Exercise: Return every line of the material exactly.

┌──

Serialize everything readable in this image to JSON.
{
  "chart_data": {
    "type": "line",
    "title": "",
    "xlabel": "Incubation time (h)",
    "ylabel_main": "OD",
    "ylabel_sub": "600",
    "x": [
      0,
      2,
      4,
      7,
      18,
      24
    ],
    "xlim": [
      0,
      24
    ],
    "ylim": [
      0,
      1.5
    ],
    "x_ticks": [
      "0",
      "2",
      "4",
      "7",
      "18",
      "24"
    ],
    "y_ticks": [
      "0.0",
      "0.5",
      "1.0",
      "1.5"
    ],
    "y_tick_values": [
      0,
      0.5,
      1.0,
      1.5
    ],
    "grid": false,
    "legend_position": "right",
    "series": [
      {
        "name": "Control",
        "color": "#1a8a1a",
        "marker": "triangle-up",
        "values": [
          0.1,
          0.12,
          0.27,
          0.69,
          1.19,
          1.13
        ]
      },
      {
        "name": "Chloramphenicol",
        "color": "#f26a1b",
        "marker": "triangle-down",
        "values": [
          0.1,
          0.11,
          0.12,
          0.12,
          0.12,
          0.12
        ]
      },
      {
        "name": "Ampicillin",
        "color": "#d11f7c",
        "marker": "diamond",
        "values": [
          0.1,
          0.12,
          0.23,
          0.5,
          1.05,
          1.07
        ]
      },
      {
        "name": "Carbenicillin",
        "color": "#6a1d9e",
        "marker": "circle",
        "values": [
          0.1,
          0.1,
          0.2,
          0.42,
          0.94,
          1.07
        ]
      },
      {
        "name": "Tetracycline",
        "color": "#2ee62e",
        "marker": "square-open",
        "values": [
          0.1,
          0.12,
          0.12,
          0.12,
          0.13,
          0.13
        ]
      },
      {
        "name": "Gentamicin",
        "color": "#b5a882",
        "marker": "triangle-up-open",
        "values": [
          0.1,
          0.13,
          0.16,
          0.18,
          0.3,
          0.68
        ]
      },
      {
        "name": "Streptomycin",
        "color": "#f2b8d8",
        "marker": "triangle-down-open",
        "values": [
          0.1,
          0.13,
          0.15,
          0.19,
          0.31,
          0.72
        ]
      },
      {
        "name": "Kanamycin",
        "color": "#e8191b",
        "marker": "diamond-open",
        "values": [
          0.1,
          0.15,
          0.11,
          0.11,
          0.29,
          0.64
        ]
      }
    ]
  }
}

└──

Result for this task:
Serialize everything readable in this image to JSON.
{
  "chart_data": {
    "type": "line",
    "title": "",
    "xlabel": "Incubation time (h)",
    "ylabel_main": "OD",
    "ylabel_sub": "600",
    "x": [
      0,
      2,
      4,
      7,
      18,
      24
    ],
    "xlim": [
      0,
      24
    ],
    "ylim": [
      0,
      1.5
    ],
    "x_ticks": [
      "0",
      "2",
      "4",
      "7",
      "18",
      "24"
    ],
    "y_ticks": [
      "0.0",
      "0.5",
      "1.0",
      "1.5"
    ],
    "y_tick_values": [
      0,
      0.5,
      1.0,
      1.5
    ],
    "grid": false,
    "legend_position": "right",
    "series": [
      {
        "name": "Control",
        "color": "#1a8a1a",
        "marker": "triangle-up",
        "values": [
          0.1,
          0.12,
          0.27,
          0.69,
          1.19,
          1.13
        ]
      },
      {
        "name": "Chloramphenicol",
        "color": "#f26a1b",
        "marker": "triangle-down",
        "values": [
          0.1,
          0.11,
          0.12,
          0.12,
          0.12,
          0.12
        ]
      },
      {
        "name": "Ampicillin",
        "color": "#d11f7c",
        "marker": "diamond",
        "values": [
          0.1,
          0.12,
          0.23,
          0.5,
          1.05,
          1.07
        ]
      },
      {
        "name": "Carbenicillin",
        "color": "#6a1d9e",
        "marker": "circle",
        "values": [
          0.1,
          0.1,
          0.2,
          0.42,
          0.94,
          1.07
        ]
      },
      {
        "name": "Tetracycline",
        "color": "#2ee62e",
        "marker": "square-open",
        "values": [
          0.1,
          0.12,
          0.12,
          0.12,
          0.13,
          0.13
        ]
      },
      {
        "name": "Gentamicin",
        "color": "#b5a882",
        "marker": "triangle-up-open",
        "values": [
          0.1,
          0.13,
          0.16,
          0.18,
          0.3,
          0.68
        ]
      },
      {
        "name": "Streptomycin",
        "color": "#f2b8d8",
        "marker": "triangle-down-open",
        "values": [
          0.1,
          0.13,
          0.15,
          0.19,
          0.31,
          0.72
        ]
      },
      {
        "name": "Kanamycin",
        "color": "#e8191b",
        "marker": "diamond-open",
        "values": [
          0.1,
          0.15,
          0.11,
          0.11,
          0.29,
          0.64
        ]
      }
    ]
  }
}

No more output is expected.